- Instructions to follow: Copy out the lines below word for word, without the pictures.

(Element and coordinate records)

★ ★ ★ ★ ★

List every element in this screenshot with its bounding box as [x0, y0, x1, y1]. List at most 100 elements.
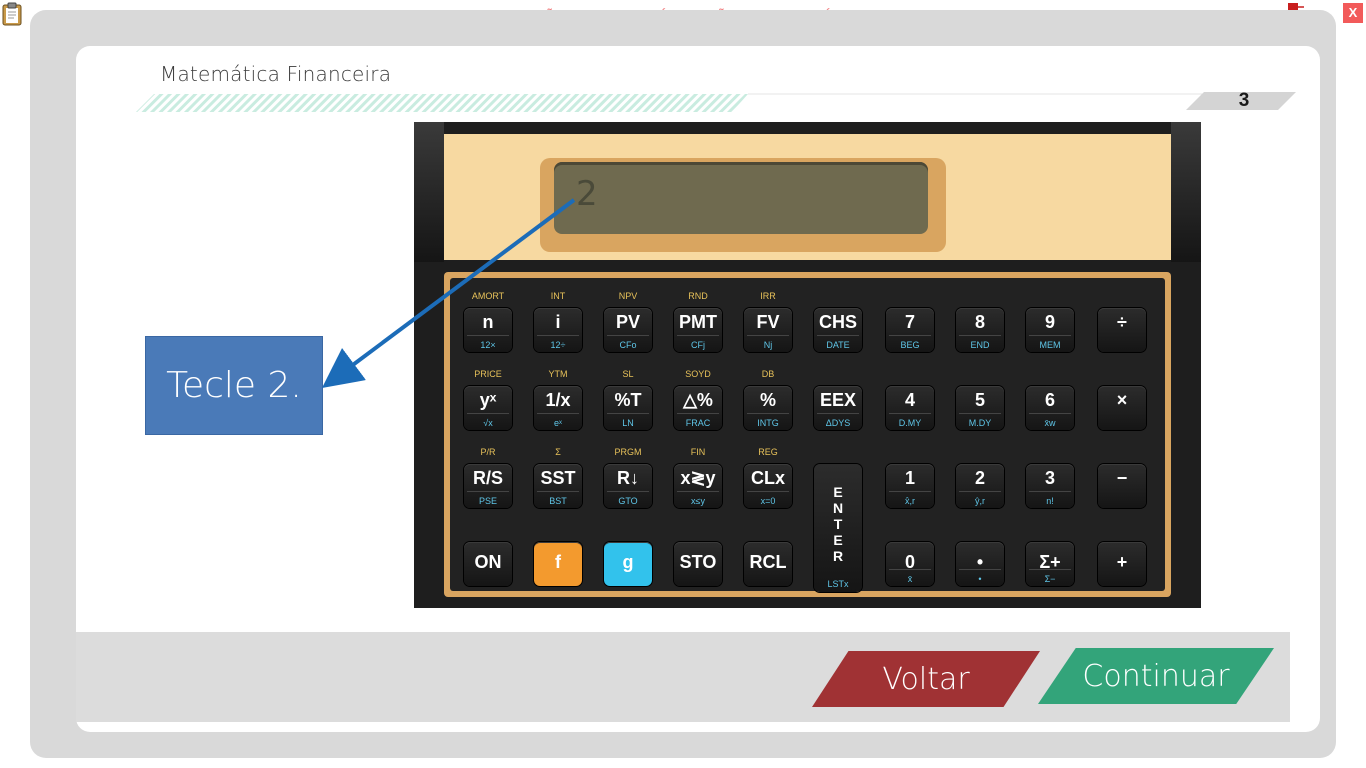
- key-label: 7: [904, 312, 915, 332]
- calc-key[interactable]: EEX ΔDYS: [814, 386, 862, 430]
- calc-key[interactable]: RCL: [744, 542, 792, 586]
- key-blue-label: CFo: [619, 340, 637, 350]
- key-divider: [889, 491, 931, 492]
- calc-key[interactable]: STO: [674, 542, 722, 586]
- key-blue-label: Nj: [763, 340, 773, 350]
- calculator-edge-left: [414, 122, 444, 262]
- key-gold-label: PRGM: [614, 447, 642, 457]
- calc-key[interactable]: PV CFo: [604, 308, 652, 352]
- key-divider: [607, 491, 649, 492]
- key-blue-label: BEG: [900, 340, 920, 350]
- key-label: x≷y: [680, 468, 716, 488]
- calc-key[interactable]: 1 x̂,r: [886, 464, 934, 508]
- key-blue-label: ΔDYS: [825, 418, 851, 428]
- key-label: n: [482, 312, 494, 332]
- key-divider: [467, 413, 509, 414]
- calc-key[interactable]: ÷: [1098, 308, 1146, 352]
- key-gold-label: IRR: [760, 291, 776, 301]
- key-label: △%: [683, 390, 713, 410]
- calc-key[interactable]: 6 x̄w: [1026, 386, 1074, 430]
- key-blue-label: LN: [622, 418, 634, 428]
- calc-key[interactable]: 5 M.DY: [956, 386, 1004, 430]
- key-divider: [677, 335, 719, 336]
- close-button[interactable]: X: [1343, 3, 1363, 23]
- calc-key[interactable]: g: [604, 542, 652, 586]
- calc-key[interactable]: %T LN: [604, 386, 652, 430]
- key-label: 2: [974, 468, 985, 488]
- calc-key[interactable]: 3 n!: [1026, 464, 1074, 508]
- key-gold-label: FIN: [690, 447, 706, 457]
- key-blue-label: INTG: [757, 418, 779, 428]
- calc-key[interactable]: 8 END: [956, 308, 1004, 352]
- key-blue-label: Σ−: [1044, 574, 1056, 584]
- calc-key[interactable]: 4 D.MY: [886, 386, 934, 430]
- key-blue-label: x̂,r: [905, 496, 915, 506]
- key-label: ×: [1116, 390, 1128, 410]
- calc-key[interactable]: f: [534, 542, 582, 586]
- calc-key[interactable]: R/S PSE: [464, 464, 512, 508]
- key-divider: [959, 413, 1001, 414]
- calculator-display: 2: [554, 162, 928, 234]
- enter-key[interactable]: E N T E R LSTx: [814, 464, 862, 592]
- calc-key[interactable]: PMT CFj: [674, 308, 722, 352]
- key-blue-label: END: [970, 340, 990, 350]
- key-label: PV: [615, 312, 640, 332]
- calc-key[interactable]: % INTG: [744, 386, 792, 430]
- key-blue-label: x̄: [907, 574, 913, 584]
- calc-key[interactable]: R↓ GTO: [604, 464, 652, 508]
- calc-key[interactable]: FV Nj: [744, 308, 792, 352]
- continue-button[interactable]: Continuar: [1038, 648, 1274, 704]
- key-divider: [1029, 569, 1071, 570]
- calc-key[interactable]: SST BST: [534, 464, 582, 508]
- calc-key[interactable]: i 12÷: [534, 308, 582, 352]
- key-divider: [817, 335, 859, 336]
- key-blue-label: 12×: [480, 340, 496, 350]
- key-divider: [889, 335, 931, 336]
- key-blue-label: n!: [1046, 496, 1054, 506]
- calc-key[interactable]: x≷y x≤y: [674, 464, 722, 508]
- key-gold-label: YTM: [548, 369, 568, 379]
- calc-key[interactable]: ×: [1098, 386, 1146, 430]
- page-number: 3: [1238, 90, 1250, 111]
- calc-key[interactable]: Σ+ Σ−: [1026, 542, 1074, 586]
- key-label: %T: [614, 390, 642, 410]
- key-label: STO: [679, 552, 717, 572]
- calc-key[interactable]: +: [1098, 542, 1146, 586]
- key-gold-label: AMORT: [471, 291, 505, 301]
- key-gold-label: DB: [761, 369, 775, 379]
- calc-key[interactable]: 7 BEG: [886, 308, 934, 352]
- key-label: CLx: [750, 468, 785, 488]
- key-label: %: [759, 390, 776, 410]
- calc-key[interactable]: −: [1098, 464, 1146, 508]
- calc-key[interactable]: n 12×: [464, 308, 512, 352]
- key-divider: [677, 491, 719, 492]
- keypad-surface: AMORT n 12× INT i 12÷ NPV PV CFo RND PMT CFj IRR FV Nj…: [450, 278, 1165, 592]
- calc-key[interactable]: yˣ √x: [464, 386, 512, 430]
- key-label: 8: [974, 312, 985, 332]
- key-blue-label: PSE: [478, 496, 497, 506]
- calc-key[interactable]: 1/x eˣ: [534, 386, 582, 430]
- back-button[interactable]: Voltar: [812, 651, 1040, 707]
- key-label: f: [555, 552, 561, 572]
- calc-key[interactable]: ON: [464, 542, 512, 586]
- calc-key[interactable]: △% FRAC: [674, 386, 722, 430]
- calc-key[interactable]: CLx x=0: [744, 464, 792, 508]
- key-blue-label: D.MY: [898, 418, 922, 428]
- enter-key-label: E N T E R: [832, 484, 844, 564]
- key-gold-label: SOYD: [685, 369, 711, 379]
- calc-key[interactable]: 9 MEM: [1026, 308, 1074, 352]
- key-label: 5: [974, 390, 985, 410]
- key-label: ON: [474, 552, 502, 572]
- calc-key[interactable]: 0 x̄: [886, 542, 934, 586]
- calc-key[interactable]: • •: [956, 542, 1004, 586]
- calc-key[interactable]: 2 ŷ,r: [956, 464, 1004, 508]
- key-blue-label: x=0: [760, 496, 776, 506]
- calculator-keypad: AMORT n 12× INT i 12÷ NPV PV CFo RND PMT CFj IRR FV Nj…: [444, 272, 1171, 597]
- title-decoration: [136, 92, 1296, 112]
- key-gold-label: Σ: [555, 447, 561, 457]
- calc-key[interactable]: CHS DATE: [814, 308, 862, 352]
- key-divider: [959, 335, 1001, 336]
- key-divider: [467, 335, 509, 336]
- clipboard-icon[interactable]: [2, 2, 22, 26]
- key-divider: [1029, 491, 1071, 492]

★ ★ ★ ★ ★

- Exercise answer:
List every element in this screenshot with its bounding box as [x0, y0, x1, y1]. List at most 100 elements.
- key-label: 7: [904, 312, 915, 332]
- calc-key[interactable]: EEX ΔDYS: [814, 386, 862, 430]
- calc-key[interactable]: RCL: [744, 542, 792, 586]
- key-blue-label: CFo: [619, 340, 637, 350]
- key-divider: [889, 491, 931, 492]
- calc-key[interactable]: STO: [674, 542, 722, 586]
- key-blue-label: Nj: [763, 340, 773, 350]
- calculator-edge-left: [414, 122, 444, 262]
- key-gold-label: PRGM: [614, 447, 642, 457]
- calc-key[interactable]: PV CFo: [604, 308, 652, 352]
- key-divider: [607, 491, 649, 492]
- key-blue-label: BEG: [900, 340, 920, 350]
- key-label: x≷y: [680, 468, 716, 488]
- calc-key[interactable]: 1 x̂,r: [886, 464, 934, 508]
- key-blue-label: ΔDYS: [825, 418, 851, 428]
- key-label: n: [482, 312, 494, 332]
- key-divider: [467, 413, 509, 414]
- calc-key[interactable]: ÷: [1098, 308, 1146, 352]
- key-gold-label: IRR: [760, 291, 776, 301]
- key-label: △%: [683, 390, 713, 410]
- calc-key[interactable]: 6 x̄w: [1026, 386, 1074, 430]
- key-blue-label: LN: [622, 418, 634, 428]
- calc-key[interactable]: 5 M.DY: [956, 386, 1004, 430]
- key-divider: [677, 335, 719, 336]
- close-button[interactable]: X: [1343, 3, 1363, 23]
- calc-key[interactable]: g: [604, 542, 652, 586]
- calc-key[interactable]: %T LN: [604, 386, 652, 430]
- key-label: 2: [974, 468, 985, 488]
- calc-key[interactable]: 3 n!: [1026, 464, 1074, 508]
- key-gold-label: FIN: [690, 447, 706, 457]
- key-blue-label: INTG: [757, 418, 779, 428]
- calc-key[interactable]: 8 END: [956, 308, 1004, 352]
- key-blue-label: Σ−: [1044, 574, 1056, 584]
- calc-key[interactable]: 4 D.MY: [886, 386, 934, 430]
- key-blue-label: x̂,r: [905, 496, 915, 506]
- key-label: ×: [1116, 390, 1128, 410]
- calc-key[interactable]: f: [534, 542, 582, 586]
- calc-key[interactable]: R/S PSE: [464, 464, 512, 508]
- key-divider: [959, 413, 1001, 414]
- calculator-display: 2: [554, 162, 928, 234]
- enter-key[interactable]: E N T E R LSTx: [814, 464, 862, 592]
- calc-key[interactable]: PMT CFj: [674, 308, 722, 352]
- key-blue-label: END: [970, 340, 990, 350]
- key-label: PV: [615, 312, 640, 332]
- calc-key[interactable]: % INTG: [744, 386, 792, 430]
- key-blue-label: x̄: [907, 574, 913, 584]
- calc-key[interactable]: R↓ GTO: [604, 464, 652, 508]
- calc-key[interactable]: FV Nj: [744, 308, 792, 352]
- continue-button[interactable]: Continuar: [1038, 648, 1274, 704]
- key-divider: [1029, 569, 1071, 570]
- calc-key[interactable]: SST BST: [534, 464, 582, 508]
- calc-key[interactable]: i 12÷: [534, 308, 582, 352]
- key-divider: [817, 335, 859, 336]
- key-blue-label: 12×: [480, 340, 496, 350]
- key-divider: [889, 335, 931, 336]
- key-blue-label: n!: [1046, 496, 1054, 506]
- calc-key[interactable]: x≷y x≤y: [674, 464, 722, 508]
- key-gold-label: YTM: [548, 369, 568, 379]
- calc-key[interactable]: ×: [1098, 386, 1146, 430]
- page-number: 3: [1238, 90, 1250, 111]
- calc-key[interactable]: Σ+ Σ−: [1026, 542, 1074, 586]
- key-label: %T: [614, 390, 642, 410]
- key-label: STO: [679, 552, 717, 572]
- calc-key[interactable]: +: [1098, 542, 1146, 586]
- key-gold-label: AMORT: [471, 291, 505, 301]
- key-gold-label: DB: [761, 369, 775, 379]
- calc-key[interactable]: 7 BEG: [886, 308, 934, 352]
- key-label: CLx: [750, 468, 785, 488]
- key-label: %: [759, 390, 776, 410]
- calc-key[interactable]: −: [1098, 464, 1146, 508]
- calc-key[interactable]: n 12×: [464, 308, 512, 352]
- key-divider: [677, 491, 719, 492]
- keypad-surface: AMORT n 12× INT i 12÷ NPV PV CFo RND PMT CFj IRR FV Nj…: [450, 278, 1165, 592]
- calc-key[interactable]: yˣ √x: [464, 386, 512, 430]
- key-label: 8: [974, 312, 985, 332]
- key-blue-label: PSE: [478, 496, 497, 506]
- calc-key[interactable]: 1/x eˣ: [534, 386, 582, 430]
- back-button[interactable]: Voltar: [812, 651, 1040, 707]
- key-label: f: [555, 552, 561, 572]
- calc-key[interactable]: ON: [464, 542, 512, 586]
- calc-key[interactable]: △% FRAC: [674, 386, 722, 430]
- calc-key[interactable]: CLx x=0: [744, 464, 792, 508]
- key-blue-label: D.MY: [898, 418, 922, 428]
- enter-key-label: E N T E R: [832, 484, 844, 564]
- key-gold-label: SOYD: [685, 369, 711, 379]
- calc-key[interactable]: 9 MEM: [1026, 308, 1074, 352]
- key-label: 5: [974, 390, 985, 410]
- key-label: ON: [474, 552, 502, 572]
- calc-key[interactable]: 0 x̄: [886, 542, 934, 586]
- calc-key[interactable]: • •: [956, 542, 1004, 586]
- calc-key[interactable]: 2 ŷ,r: [956, 464, 1004, 508]
- key-blue-label: x=0: [760, 496, 776, 506]
- calculator-keypad: AMORT n 12× INT i 12÷ NPV PV CFo RND PMT CFj IRR FV Nj…: [444, 272, 1171, 597]
- title-decoration: [136, 92, 1296, 112]
- key-gold-label: Σ: [555, 447, 561, 457]
- calc-key[interactable]: CHS DATE: [814, 308, 862, 352]
- key-divider: [959, 335, 1001, 336]
- key-divider: [467, 335, 509, 336]
- clipboard-icon[interactable]: [2, 2, 22, 26]
- key-divider: [1029, 491, 1071, 492]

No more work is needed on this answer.